● **Problem description**
Sift the material for lines containing "color", and return them.

• • • •

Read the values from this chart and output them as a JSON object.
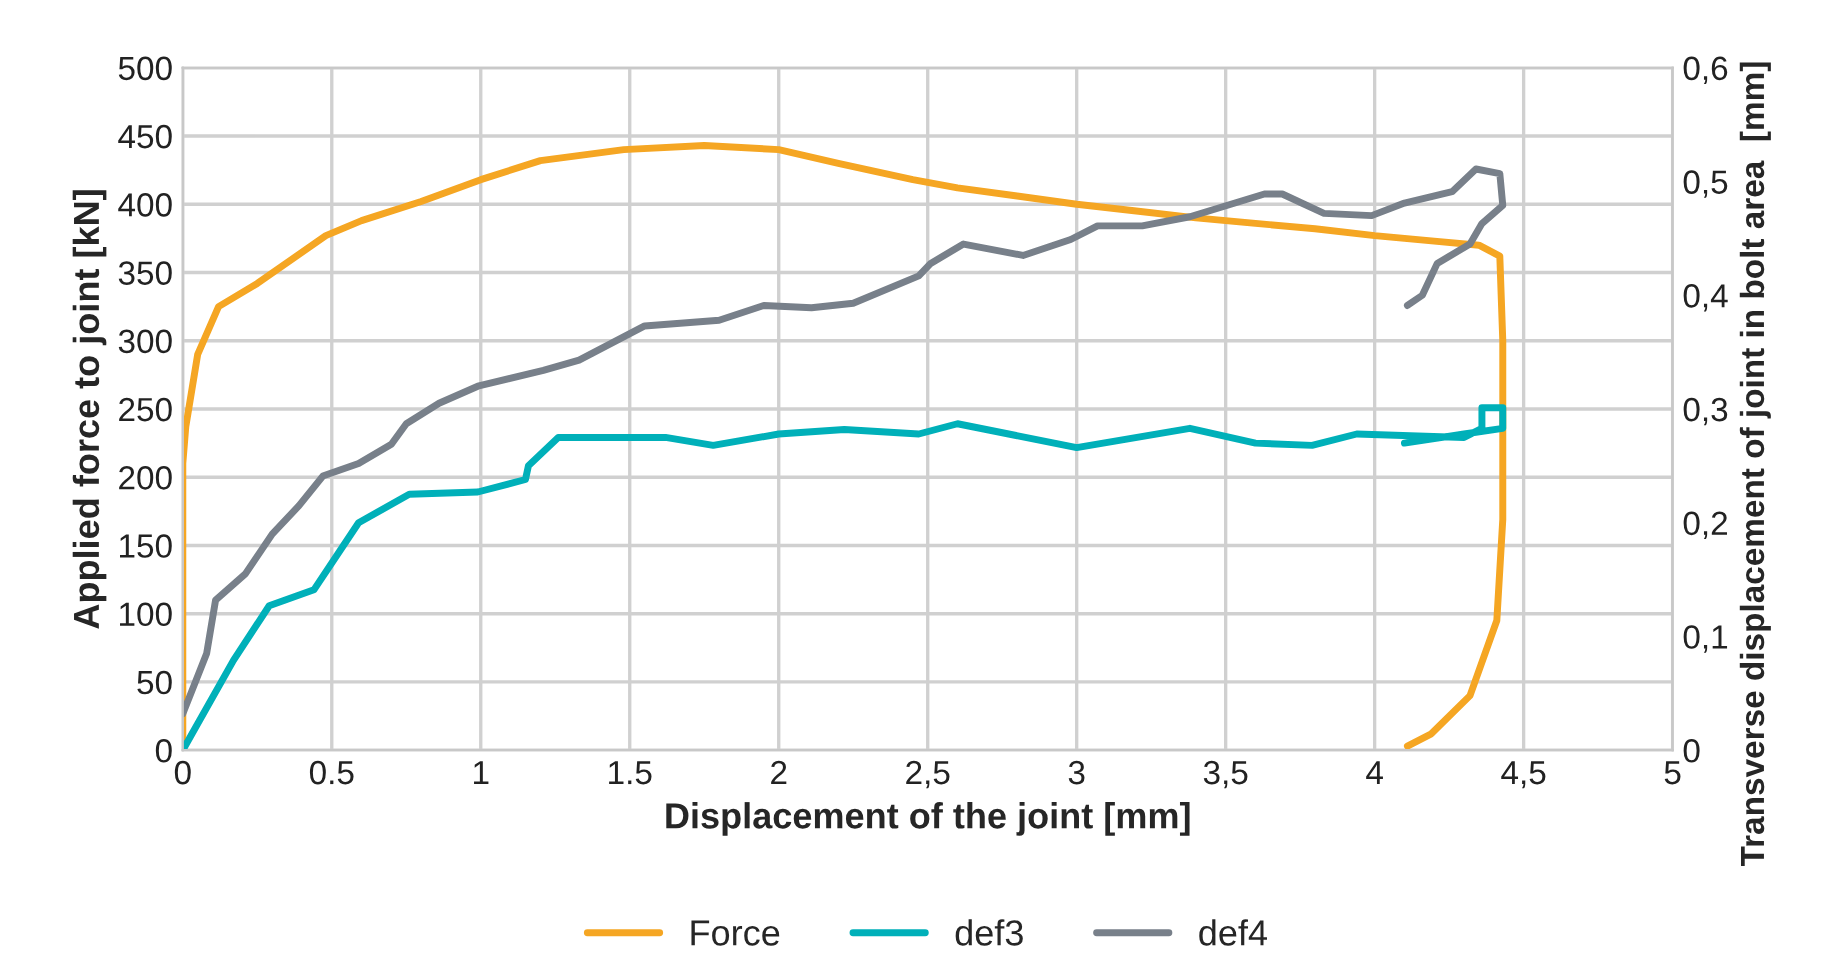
{
  "chart_data": {
    "type": "line",
    "xlabel": "Displacement of the joint [mm]",
    "ylabel": "Applied force to joint [kN]",
    "y2label": "Transverse displacement of joint in bolt area  [mm]",
    "xlim": [
      0,
      5
    ],
    "xticks": [
      0,
      {
        "value": 0.5,
        "label": "0.5"
      },
      1,
      {
        "value": 1.5,
        "label": "1.5"
      },
      2,
      {
        "value": 2.5,
        "label": "2,5"
      },
      3,
      {
        "value": 3.5,
        "label": "3,5"
      },
      4,
      {
        "value": 4.5,
        "label": "4,5"
      },
      5
    ],
    "ylim": [
      0,
      500
    ],
    "yticks": [
      0,
      50,
      100,
      150,
      200,
      250,
      300,
      350,
      400,
      450,
      500
    ],
    "y2lim": [
      0,
      0.6
    ],
    "y2ticks": [
      0,
      {
        "value": 0.1,
        "label": "0,1"
      },
      {
        "value": 0.2,
        "label": "0,2"
      },
      {
        "value": 0.3,
        "label": "0,3"
      },
      {
        "value": 0.4,
        "label": "0,4"
      },
      {
        "value": 0.5,
        "label": "0,5"
      },
      {
        "value": 0.6,
        "label": "0,6"
      }
    ],
    "grid": true,
    "legend": "bottom",
    "line_style": "solid",
    "marker": "none",
    "series": [
      {
        "name": "Force",
        "color": "#f5a623",
        "x": [
          0,
          0,
          0.01,
          0.05,
          0.12,
          0.25,
          0.48,
          0.6,
          0.8,
          1.0,
          1.2,
          1.48,
          1.75,
          2.0,
          2.2,
          2.45,
          2.6,
          2.8,
          3.0,
          3.2,
          3.4,
          3.6,
          3.8,
          4.0,
          4.2,
          4.35,
          4.42,
          4.43,
          4.43,
          4.41,
          4.32,
          4.19,
          4.11
        ],
        "values": [
          0,
          210,
          237,
          290,
          325,
          342,
          377,
          388,
          402,
          418,
          432,
          440,
          443,
          440,
          430,
          418,
          412,
          406,
          400,
          395,
          390,
          386,
          382,
          377,
          373,
          370,
          362,
          300,
          169,
          95,
          40,
          12,
          3
        ]
      },
      {
        "name": "def3",
        "color": "#00b0b9",
        "axis": "y2",
        "x": [
          0,
          0.03,
          0.17,
          0.29,
          0.44,
          0.59,
          0.76,
          0.99,
          1.15,
          1.16,
          1.26,
          1.62,
          1.78,
          2.0,
          2.22,
          2.47,
          2.6,
          3.0,
          3.38,
          3.6,
          3.79,
          3.94,
          4.3,
          4.36,
          4.36,
          4.43,
          4.43,
          4.3,
          4.1
        ],
        "values": [
          0,
          0.014,
          0.079,
          0.127,
          0.141,
          0.2,
          0.225,
          0.227,
          0.238,
          0.25,
          0.275,
          0.275,
          0.268,
          0.278,
          0.282,
          0.278,
          0.287,
          0.266,
          0.283,
          0.27,
          0.268,
          0.278,
          0.275,
          0.283,
          0.301,
          0.301,
          0.283,
          0.278,
          0.27
        ]
      },
      {
        "name": "def4",
        "color": "#78808a",
        "axis": "y2",
        "x": [
          0,
          0.08,
          0.11,
          0.21,
          0.3,
          0.39,
          0.47,
          0.59,
          0.7,
          0.75,
          0.86,
          0.99,
          1.21,
          1.33,
          1.55,
          1.8,
          1.95,
          2.11,
          2.25,
          2.47,
          2.51,
          2.62,
          2.82,
          2.98,
          3.07,
          3.22,
          3.38,
          3.63,
          3.69,
          3.83,
          3.99,
          4.1,
          4.26,
          4.34,
          4.42,
          4.43,
          4.36,
          4.32,
          4.21,
          4.16,
          4.11
        ],
        "values": [
          0.032,
          0.085,
          0.132,
          0.155,
          0.19,
          0.215,
          0.241,
          0.252,
          0.269,
          0.287,
          0.305,
          0.32,
          0.334,
          0.343,
          0.373,
          0.378,
          0.391,
          0.389,
          0.393,
          0.417,
          0.428,
          0.445,
          0.435,
          0.449,
          0.461,
          0.461,
          0.469,
          0.489,
          0.489,
          0.472,
          0.47,
          0.481,
          0.491,
          0.511,
          0.507,
          0.479,
          0.463,
          0.445,
          0.428,
          0.4,
          0.391
        ]
      }
    ]
  }
}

• • • •

● **Expected answer**
        "color": "#f5a623",
        "color": "#00b0b9",
        "color": "#78808a",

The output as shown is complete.